-- begin Text shown --
Errol Morris vs. Janet Malcolm

The documentary filmmaker takes on the Jeffrey MacDonald murder case.

Director Errol Morris.
Errol Morris’ new book A Wilderness of Error takes on the 42-year-old Jeffrey MacDonald murder case

Photograph by Martin McNeil/Getty Images.

With his harrowing, one-of-a-kind 1988 documentary The Thin Blue Line, the filmmaker Errol Morris exonerated a man convicted of murder. Morris, who’d formerly worked as a detective, didn’t believe that Randall Dale Adams had committed the crime for which he was in prison for life. On film, he proved Adams’ innocence, wringing a confession—on tape—out of the real killer. Adams was released from prison a year later.*

Soon afterward Morris became intrigued by another, already notorious murder case, the subject of his new book, A Wilderness of Error. On the night of Feb. 17, 1970, Colette MacDonald and her young daughters, Kimberly and Kristen, were stabbed over and over again in their home in Fort Bragg, N.C. The police found MacDonald’s husband, Green Beret doctor Jeffrey MacDonald, in the living room lapsing in and out of consciousness. He had stab wounds in the stomach and chest and a collapsed lung. The word PIG had been written in blood on the headboard of the bed he shared with his wife. MacDonald told military police that he’d gone to sleep on the living room couch, woken to the screams of his wife, and saw figures standing at the end of the couch. He ended up struggling with three men who looked like hippies while a woman hovered nearby, holding a candle. He heard her chant, “Kill the pigs. Acid’s groovy.”

Morris thinks that the military investigators quickly decided they didn’t believe MacDonald’s bizarre story. Some of the details—hippie killers, PIG written on a wall—were straight from the infamous Manson murders committed a year earlier. This was a faked copycat crime, the investigators decided. And MacDonald was the perpetrator. He was convicted based on that theory nine years later.

You’ve heard this story before in some form or fashion, as Dwight Garner points out in his praise-filled review of A Wilderness of Error. In his best-seller Fatal Vision, the basis for a hugely popular TV movie, the writer Joe McGinniss turned Jeffrey MacDonald into a terrifying character: the outwardly normal psychopath who gave way to years of repressed “boundless rage” at his wife and daughters because he’d gone crazy from taking diet pills. And in her classic The Journalist and the Murderer, Janet Malcolm turned McGinniss into another kind of character: the traitorous journalist who betrays his trusting subject without warning.

Why did Morris take on the 42-year-old MacDonald story? I talked to him last week over coffee at a hotel in midtown Manhattan.

Slate: You tried to make a movie about the MacDonald case, but you couldn’t get funding because the studio executives you pitched were sure he was guilty. You’ve constructed the book like a film, with long interviews, diagrams, and a focus on particular objects found at the crime scene. Was that deliberate?
-- end Text shown --
- [Short exercise 1]:
Answer these questions using the article about Errol Morris and the MacDonald case:
(a) In what year was The Thin Blue Line released?
(b) In what town were Colette MacDonald and her daughters killed?
(c) Where did the interview with Morris take place?
- [Short exercise 2]: Rewrite the Errol Morris article from "You’ve heard this" up to and including "in midtown Manhattan.", changing "coffee" to "lunch".
- [Short exercise 3]: Carry the Errol Morris interview forward from its final line.
-- begin Provided information --
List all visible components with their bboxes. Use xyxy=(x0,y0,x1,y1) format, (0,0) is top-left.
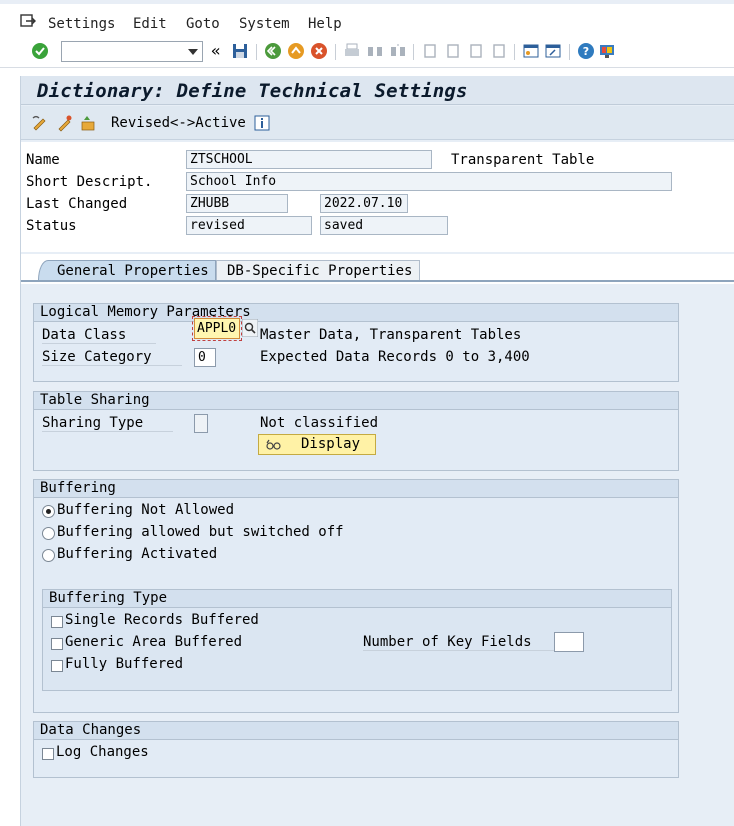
value-help-icon[interactable] xyxy=(242,319,258,337)
prev-page-icon[interactable] xyxy=(444,42,462,60)
checkbox-single-records[interactable] xyxy=(51,616,63,628)
buffering-not-allowed-label: Buffering Not Allowed xyxy=(57,502,235,518)
fully-buffered-label: Fully Buffered xyxy=(65,656,184,672)
menu-settings[interactable]: Settings xyxy=(48,16,115,32)
log-changes-label: Log Changes xyxy=(56,744,149,760)
status-label: Status xyxy=(26,218,77,234)
status-saved-field: saved xyxy=(320,216,448,235)
exit-icon[interactable] xyxy=(287,42,305,60)
save-icon[interactable] xyxy=(231,42,249,60)
buffering-switched-off-label: Buffering allowed but switched off xyxy=(57,524,344,540)
find-next-icon[interactable] xyxy=(389,42,407,60)
menu-goto[interactable]: Goto xyxy=(186,16,220,32)
status-field: revised xyxy=(186,216,312,235)
layout-icon[interactable] xyxy=(598,42,616,60)
data-class-desc: Master Data, Transparent Tables xyxy=(260,327,522,343)
name-label: Name xyxy=(26,152,60,168)
first-page-icon[interactable] xyxy=(421,42,439,60)
cancel-icon[interactable] xyxy=(310,42,328,60)
data-changes-title: Data Changes xyxy=(34,722,678,740)
command-field[interactable] xyxy=(61,41,203,62)
toolbar-separator xyxy=(569,44,570,60)
tab-db-specific-properties[interactable]: DB-Specific Properties xyxy=(216,260,420,281)
back-icon[interactable] xyxy=(264,42,282,60)
last-page-icon[interactable] xyxy=(490,42,508,60)
checkbox-generic-area[interactable] xyxy=(51,638,63,650)
toolbar-separator xyxy=(514,44,515,60)
edit-icon[interactable] xyxy=(56,114,74,132)
data-class-label: Data Class xyxy=(42,327,157,344)
glasses-icon xyxy=(266,439,281,450)
buffering-activated-label: Buffering Activated xyxy=(57,546,218,562)
sharing-type-field xyxy=(194,414,208,433)
logical-memory-group: Logical Memory Parameters Data Class APP… xyxy=(33,303,679,382)
revised-active-button[interactable]: Revised<->Active xyxy=(111,115,246,131)
buffering-type-group: Buffering Type Single Records Buffered G… xyxy=(42,589,672,691)
menu-bar: Settings Edit Goto System Help xyxy=(0,0,734,36)
menu-help[interactable]: Help xyxy=(308,16,342,32)
display-button[interactable]: Display xyxy=(258,434,376,455)
help-icon[interactable]: ? xyxy=(577,42,595,60)
checkbox-log-changes[interactable] xyxy=(42,748,54,760)
info-icon[interactable] xyxy=(253,114,271,132)
menu-exit-icon[interactable] xyxy=(20,14,36,28)
check-icon[interactable] xyxy=(31,42,49,60)
radio-buffering-activated[interactable] xyxy=(42,549,55,562)
application-toolbar: Revised<->Active xyxy=(21,106,734,140)
size-category-desc: Expected Data Records 0 to 3,400 xyxy=(260,349,530,365)
single-records-label: Single Records Buffered xyxy=(65,612,259,628)
key-fields-input[interactable] xyxy=(554,632,584,652)
table-type-label: Transparent Table xyxy=(451,152,595,168)
tab-divider xyxy=(21,280,734,282)
name-field: ZTSCHOOL xyxy=(186,150,432,169)
key-fields-label: Number of Key Fields xyxy=(363,634,562,651)
sharing-type-label: Sharing Type xyxy=(42,415,174,432)
checkbox-fully-buffered[interactable] xyxy=(51,660,63,672)
radio-buffering-not-allowed[interactable] xyxy=(42,505,55,518)
data-class-input[interactable]: APPL0 xyxy=(192,316,242,341)
main-area: Dictionary: Define Technical Settings Re… xyxy=(20,76,734,826)
menu-system[interactable]: System xyxy=(239,16,290,32)
buffering-group: Buffering Buffering Not Allowed Bufferin… xyxy=(33,479,679,713)
last-changed-label: Last Changed xyxy=(26,196,128,212)
standard-toolbar: « ? xyxy=(0,36,734,68)
radio-buffering-switched-off[interactable] xyxy=(42,527,55,540)
title-bar: Dictionary: Define Technical Settings xyxy=(21,76,734,105)
print-icon[interactable] xyxy=(343,42,361,60)
toolbar-separator xyxy=(256,44,257,60)
display-button-label: Display xyxy=(301,436,361,452)
short-desc-field: School Info xyxy=(186,172,672,191)
display-change-icon[interactable] xyxy=(31,114,49,132)
last-changed-date-field: 2022.07.10 xyxy=(320,194,408,213)
chevron-down-icon[interactable] xyxy=(188,49,198,55)
sharing-type-desc: Not classified xyxy=(260,415,379,431)
logical-memory-title: Logical Memory Parameters xyxy=(34,304,678,322)
toolbar-separator xyxy=(413,44,414,60)
tab-general-properties[interactable]: General Properties xyxy=(38,260,216,281)
new-session-icon[interactable] xyxy=(522,42,540,60)
table-sharing-group: Table Sharing Sharing Type Not classifie… xyxy=(33,391,679,471)
buffering-type-title: Buffering Type xyxy=(43,590,671,608)
shortcut-icon[interactable] xyxy=(544,42,562,60)
short-desc-label: Short Descript. xyxy=(26,174,153,190)
menu-edit[interactable]: Edit xyxy=(133,16,167,32)
svg-text:?: ? xyxy=(583,45,589,58)
size-category-label: Size Category xyxy=(42,349,182,366)
next-page-icon[interactable] xyxy=(467,42,485,60)
double-left-icon[interactable]: « xyxy=(211,41,229,60)
check-object-icon[interactable] xyxy=(80,114,98,132)
header-fields: Name ZTSCHOOL Transparent Table Short De… xyxy=(21,142,734,252)
toolbar-separator xyxy=(335,44,336,60)
table-sharing-title: Table Sharing xyxy=(34,392,678,410)
data-changes-group: Data Changes Log Changes xyxy=(33,721,679,778)
buffering-title: Buffering xyxy=(34,480,678,498)
generic-area-label: Generic Area Buffered xyxy=(65,634,243,650)
page-title: Dictionary: Define Technical Settings xyxy=(37,80,468,102)
size-category-input[interactable]: 0 xyxy=(194,348,216,367)
last-changed-user-field: ZHUBB xyxy=(186,194,288,213)
find-icon[interactable] xyxy=(366,42,384,60)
-- end Provided information --
- [Written answer 1]:
(a) 1988
(b) Fort Bragg, N.C.
(c) Over coffee at a hotel in midtown Manhattan

- [Written answer 2]:
You’ve heard this story before in some form or fashion, as Dwight Garner points out in his praise-filled review of A Wilderness of Error. In his best-seller Fatal Vision, the basis for a hugely popular TV movie, the writer Joe McGinniss turned Jeffrey MacDonald into a terrifying character: the outwardly normal psychopath who gave way to years of repressed “boundless rage” at his wife and daughters because he’d gone crazy from taking diet pills. And in her classic The Journalist and the Murderer, Janet Malcolm turned McGinniss into another kind of character: the traitorous journalist who betrays his trusting subject without warning.

Why did Morris take on the 42-year-old MacDonald story? I talked to him last week over lunch at a hotel in midtown Manhattan.

- [Written answer 3]:
Morris: It was hard for me not to think about it that way since I’m a filmmaker. Years and years ago, I was living in central Wisconsin interviewing mass murderers. This was long before The Thin Blue Line. I wanted to write a book about them organized around fetish objects—I’d pick one object, like an engagement ring, take a picture of it, and then organize a chapter around it. I never finished that book but the idea has been with me forever. And so in this book, you see a whole set of objects, like the coffee table and the rocking horse. They focus your attention on various elements of the story. It’s an object, but it also has all of these associations.

Slate: Yes, like the coffee table. It was found in the living room lying on its side. The investigators said it was too top-heavy to have fallen in that position—MacDonald must have set it down that way when he faked the crime scene. Much later there’s a hearing where the military judge knocks over the table and it falls onto its side. But by then, prosecutors have cited the coffee table as proof of MacDonald’s guilt and one reason not to believe Helena Stoeckley, a woman who matched the description of the woman MacDonald said he saw, and who confessed repeatedly to being in the house and witnessing the murders.

Morris: Yes, and one of the times she confessed was right before she died, to her mother. There’s a Supreme Court case about involuntary commitment, O’Connor v. Donaldson, and the man at the center of it, Kenneth Donaldson, wrote a book about being involuntarily committed for 20 years. He keeps going back to this expression: Give a dog a bad name and you might as well kill it. I always took that to mean that once you label something in a certain way, an infernal logic takes over. There’s very little you can do about it. Once you label someone crazy, or once you label somebody guilty, usually you can find evidence to support that a priori conclusion.

Slate: How much did you talk to Jeffrey MacDonald in researching your book? It seemed to me, as I read, that your relationship with him was not what was driving you.

Morris: It isn’t. I think that’s a good thing. The story ultimately can’t hinge on that. I had a phone conversation with him in Harvey’s office, and I went to see him at Cumberland, years and years ago. [Harvey Silverglate is a friend of Morris’ who represented MacDonald in one of his appeals.] The question is not Do I like Jeffrey MacDonald, or even Do I believe or disbelieve him. There’s a story that goes beyond that, about all the evidence in the case.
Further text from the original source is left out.